### EXERCISE
Print the data that follows exactly.

### MATERIAL PROVIDED
+ + +
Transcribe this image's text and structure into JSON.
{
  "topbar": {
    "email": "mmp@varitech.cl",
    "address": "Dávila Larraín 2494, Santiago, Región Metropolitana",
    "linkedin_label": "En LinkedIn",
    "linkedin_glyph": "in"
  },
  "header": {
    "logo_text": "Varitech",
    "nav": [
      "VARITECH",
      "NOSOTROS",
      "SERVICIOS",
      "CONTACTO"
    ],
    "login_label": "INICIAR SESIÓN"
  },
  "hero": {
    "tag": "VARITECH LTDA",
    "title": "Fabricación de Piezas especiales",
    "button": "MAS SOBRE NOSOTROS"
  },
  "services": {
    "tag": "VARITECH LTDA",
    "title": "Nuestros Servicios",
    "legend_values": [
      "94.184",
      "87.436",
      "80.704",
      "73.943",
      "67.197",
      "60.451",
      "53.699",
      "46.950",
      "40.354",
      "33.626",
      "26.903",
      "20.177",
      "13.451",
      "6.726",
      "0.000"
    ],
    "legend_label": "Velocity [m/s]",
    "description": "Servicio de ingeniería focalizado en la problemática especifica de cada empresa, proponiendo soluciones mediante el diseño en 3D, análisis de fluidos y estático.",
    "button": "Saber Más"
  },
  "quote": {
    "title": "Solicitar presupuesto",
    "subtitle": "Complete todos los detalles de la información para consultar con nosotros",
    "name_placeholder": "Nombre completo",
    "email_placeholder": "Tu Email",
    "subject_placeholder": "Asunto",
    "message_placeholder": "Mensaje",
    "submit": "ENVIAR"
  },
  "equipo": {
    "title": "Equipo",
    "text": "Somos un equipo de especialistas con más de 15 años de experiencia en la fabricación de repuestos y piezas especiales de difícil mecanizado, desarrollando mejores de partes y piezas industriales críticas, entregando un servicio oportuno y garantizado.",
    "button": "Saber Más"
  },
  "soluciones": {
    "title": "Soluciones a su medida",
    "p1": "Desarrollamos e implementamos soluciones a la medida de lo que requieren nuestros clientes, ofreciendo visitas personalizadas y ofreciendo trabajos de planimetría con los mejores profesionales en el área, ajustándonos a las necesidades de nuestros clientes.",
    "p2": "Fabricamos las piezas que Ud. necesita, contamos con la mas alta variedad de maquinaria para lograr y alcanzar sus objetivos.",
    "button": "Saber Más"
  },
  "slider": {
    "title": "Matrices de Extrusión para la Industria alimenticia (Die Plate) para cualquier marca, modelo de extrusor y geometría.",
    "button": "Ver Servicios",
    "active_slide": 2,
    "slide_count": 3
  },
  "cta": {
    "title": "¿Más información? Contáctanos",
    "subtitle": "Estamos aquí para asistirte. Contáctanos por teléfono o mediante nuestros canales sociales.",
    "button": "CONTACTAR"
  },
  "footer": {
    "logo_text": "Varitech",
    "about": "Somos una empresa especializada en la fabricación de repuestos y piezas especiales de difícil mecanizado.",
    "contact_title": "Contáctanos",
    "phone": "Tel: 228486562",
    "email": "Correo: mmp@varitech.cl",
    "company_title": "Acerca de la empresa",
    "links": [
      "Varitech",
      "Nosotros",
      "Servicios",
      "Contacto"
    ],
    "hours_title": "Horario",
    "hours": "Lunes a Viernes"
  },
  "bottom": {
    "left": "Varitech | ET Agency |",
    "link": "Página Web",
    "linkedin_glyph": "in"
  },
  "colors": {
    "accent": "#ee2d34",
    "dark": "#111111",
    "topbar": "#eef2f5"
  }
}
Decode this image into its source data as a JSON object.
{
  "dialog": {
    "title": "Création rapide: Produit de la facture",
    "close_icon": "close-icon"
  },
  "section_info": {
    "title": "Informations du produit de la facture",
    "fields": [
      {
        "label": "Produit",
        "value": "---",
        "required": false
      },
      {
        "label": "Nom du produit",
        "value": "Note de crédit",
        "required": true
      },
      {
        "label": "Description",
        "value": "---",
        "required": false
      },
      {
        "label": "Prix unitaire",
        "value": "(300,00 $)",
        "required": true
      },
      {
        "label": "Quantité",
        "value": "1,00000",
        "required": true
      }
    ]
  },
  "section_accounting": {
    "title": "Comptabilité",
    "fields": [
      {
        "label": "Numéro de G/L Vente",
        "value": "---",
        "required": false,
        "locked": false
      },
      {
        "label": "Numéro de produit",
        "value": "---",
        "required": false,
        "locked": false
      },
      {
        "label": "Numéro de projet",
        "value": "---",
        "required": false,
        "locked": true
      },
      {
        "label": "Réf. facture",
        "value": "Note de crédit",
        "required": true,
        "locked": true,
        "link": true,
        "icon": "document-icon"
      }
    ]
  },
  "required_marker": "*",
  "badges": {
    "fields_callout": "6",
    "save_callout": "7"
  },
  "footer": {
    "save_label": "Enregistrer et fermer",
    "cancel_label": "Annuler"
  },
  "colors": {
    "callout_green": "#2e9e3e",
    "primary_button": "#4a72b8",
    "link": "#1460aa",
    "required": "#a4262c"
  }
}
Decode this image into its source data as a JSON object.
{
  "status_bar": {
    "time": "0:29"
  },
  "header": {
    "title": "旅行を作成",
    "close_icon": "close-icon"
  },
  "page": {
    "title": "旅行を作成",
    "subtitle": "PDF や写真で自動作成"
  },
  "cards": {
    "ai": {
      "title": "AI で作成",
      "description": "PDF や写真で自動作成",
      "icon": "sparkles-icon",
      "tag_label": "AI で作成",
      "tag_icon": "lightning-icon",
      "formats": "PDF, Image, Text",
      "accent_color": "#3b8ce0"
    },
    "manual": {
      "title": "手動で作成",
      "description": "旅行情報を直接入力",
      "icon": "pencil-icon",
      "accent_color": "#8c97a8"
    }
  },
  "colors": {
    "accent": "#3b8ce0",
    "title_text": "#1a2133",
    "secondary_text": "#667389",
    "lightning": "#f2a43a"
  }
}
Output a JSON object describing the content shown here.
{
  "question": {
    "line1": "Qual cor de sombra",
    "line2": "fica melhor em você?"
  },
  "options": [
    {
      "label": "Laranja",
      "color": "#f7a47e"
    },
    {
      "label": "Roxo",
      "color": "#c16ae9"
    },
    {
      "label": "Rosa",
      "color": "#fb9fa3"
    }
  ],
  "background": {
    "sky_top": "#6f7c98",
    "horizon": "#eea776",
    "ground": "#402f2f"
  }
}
+ + +
### COMPLETE ANSWER
Transcribe this image's text and structure into JSON.
{
  "topbar": {
    "email": "mmp@varitech.cl",
    "address": "Dávila Larraín 2494, Santiago, Región Metropolitana",
    "linkedin_label": "En LinkedIn",
    "linkedin_glyph": "in"
  },
  "header": {
    "logo_text": "Varitech",
    "nav": [
      "VARITECH",
      "NOSOTROS",
      "SERVICIOS",
      "CONTACTO"
    ],
    "login_label": "INICIAR SESIÓN"
  },
  "hero": {
    "tag": "VARITECH LTDA",
    "title": "Fabricación de Piezas especiales",
    "button": "MAS SOBRE NOSOTROS"
  },
  "services": {
    "tag": "VARITECH LTDA",
    "title": "Nuestros Servicios",
    "legend_values": [
      "94.184",
      "87.436",
      "80.704",
      "73.943",
      "67.197",
      "60.451",
      "53.699",
      "46.950",
      "40.354",
      "33.626",
      "26.903",
      "20.177",
      "13.451",
      "6.726",
      "0.000"
    ],
    "legend_label": "Velocity [m/s]",
    "description": "Servicio de ingeniería focalizado en la problemática especifica de cada empresa, proponiendo soluciones mediante el diseño en 3D, análisis de fluidos y estático.",
    "button": "Saber Más"
  },
  "quote": {
    "title": "Solicitar presupuesto",
    "subtitle": "Complete todos los detalles de la información para consultar con nosotros",
    "name_placeholder": "Nombre completo",
    "email_placeholder": "Tu Email",
    "subject_placeholder": "Asunto",
    "message_placeholder": "Mensaje",
    "submit": "ENVIAR"
  },
  "equipo": {
    "title": "Equipo",
    "text": "Somos un equipo de especialistas con más de 15 años de experiencia en la fabricación de repuestos y piezas especiales de difícil mecanizado, desarrollando mejores de partes y piezas industriales críticas, entregando un servicio oportuno y garantizado.",
    "button": "Saber Más"
  },
  "soluciones": {
    "title": "Soluciones a su medida",
    "p1": "Desarrollamos e implementamos soluciones a la medida de lo que requieren nuestros clientes, ofreciendo visitas personalizadas y ofreciendo trabajos de planimetría con los mejores profesionales en el área, ajustándonos a las necesidades de nuestros clientes.",
    "p2": "Fabricamos las piezas que Ud. necesita, contamos con la mas alta variedad de maquinaria para lograr y alcanzar sus objetivos.",
    "button": "Saber Más"
  },
  "slider": {
    "title": "Matrices de Extrusión para la Industria alimenticia (Die Plate) para cualquier marca, modelo de extrusor y geometría.",
    "button": "Ver Servicios",
    "active_slide": 2,
    "slide_count": 3
  },
  "cta": {
    "title": "¿Más información? Contáctanos",
    "subtitle": "Estamos aquí para asistirte. Contáctanos por teléfono o mediante nuestros canales sociales.",
    "button": "CONTACTAR"
  },
  "footer": {
    "logo_text": "Varitech",
    "about": "Somos una empresa especializada en la fabricación de repuestos y piezas especiales de difícil mecanizado.",
    "contact_title": "Contáctanos",
    "phone": "Tel: 228486562",
    "email": "Correo: mmp@varitech.cl",
    "company_title": "Acerca de la empresa",
    "links": [
      "Varitech",
      "Nosotros",
      "Servicios",
      "Contacto"
    ],
    "hours_title": "Horario",
    "hours": "Lunes a Viernes"
  },
  "bottom": {
    "left": "Varitech | ET Agency |",
    "link": "Página Web",
    "linkedin_glyph": "in"
  },
  "colors": {
    "accent": "#ee2d34",
    "dark": "#111111",
    "topbar": "#eef2f5"
  }
}
Decode this image into its source data as a JSON object.
{
  "dialog": {
    "title": "Création rapide: Produit de la facture",
    "close_icon": "close-icon"
  },
  "section_info": {
    "title": "Informations du produit de la facture",
    "fields": [
      {
        "label": "Produit",
        "value": "---",
        "required": false
      },
      {
        "label": "Nom du produit",
        "value": "Note de crédit",
        "required": true
      },
      {
        "label": "Description",
        "value": "---",
        "required": false
      },
      {
        "label": "Prix unitaire",
        "value": "(300,00 $)",
        "required": true
      },
      {
        "label": "Quantité",
        "value": "1,00000",
        "required": true
      }
    ]
  },
  "section_accounting": {
    "title": "Comptabilité",
    "fields": [
      {
        "label": "Numéro de G/L Vente",
        "value": "---",
        "required": false,
        "locked": false
      },
      {
        "label": "Numéro de produit",
        "value": "---",
        "required": false,
        "locked": false
      },
      {
        "label": "Numéro de projet",
        "value": "---",
        "required": false,
        "locked": true
      },
      {
        "label": "Réf. facture",
        "value": "Note de crédit",
        "required": true,
        "locked": true,
        "link": true,
        "icon": "document-icon"
      }
    ]
  },
  "required_marker": "*",
  "badges": {
    "fields_callout": "6",
    "save_callout": "7"
  },
  "footer": {
    "save_label": "Enregistrer et fermer",
    "cancel_label": "Annuler"
  },
  "colors": {
    "callout_green": "#2e9e3e",
    "primary_button": "#4a72b8",
    "link": "#1460aa",
    "required": "#a4262c"
  }
}
Decode this image into its source data as a JSON object.
{
  "status_bar": {
    "time": "0:29"
  },
  "header": {
    "title": "旅行を作成",
    "close_icon": "close-icon"
  },
  "page": {
    "title": "旅行を作成",
    "subtitle": "PDF や写真で自動作成"
  },
  "cards": {
    "ai": {
      "title": "AI で作成",
      "description": "PDF や写真で自動作成",
      "icon": "sparkles-icon",
      "tag_label": "AI で作成",
      "tag_icon": "lightning-icon",
      "formats": "PDF, Image, Text",
      "accent_color": "#3b8ce0"
    },
    "manual": {
      "title": "手動で作成",
      "description": "旅行情報を直接入力",
      "icon": "pencil-icon",
      "accent_color": "#8c97a8"
    }
  },
  "colors": {
    "accent": "#3b8ce0",
    "title_text": "#1a2133",
    "secondary_text": "#667389",
    "lightning": "#f2a43a"
  }
}
Output a JSON object describing the content shown here.
{
  "question": {
    "line1": "Qual cor de sombra",
    "line2": "fica melhor em você?"
  },
  "options": [
    {
      "label": "Laranja",
      "color": "#f7a47e"
    },
    {
      "label": "Roxo",
      "color": "#c16ae9"
    },
    {
      "label": "Rosa",
      "color": "#fb9fa3"
    }
  ],
  "background": {
    "sky_top": "#6f7c98",
    "horizon": "#eea776",
    "ground": "#402f2f"
  }
}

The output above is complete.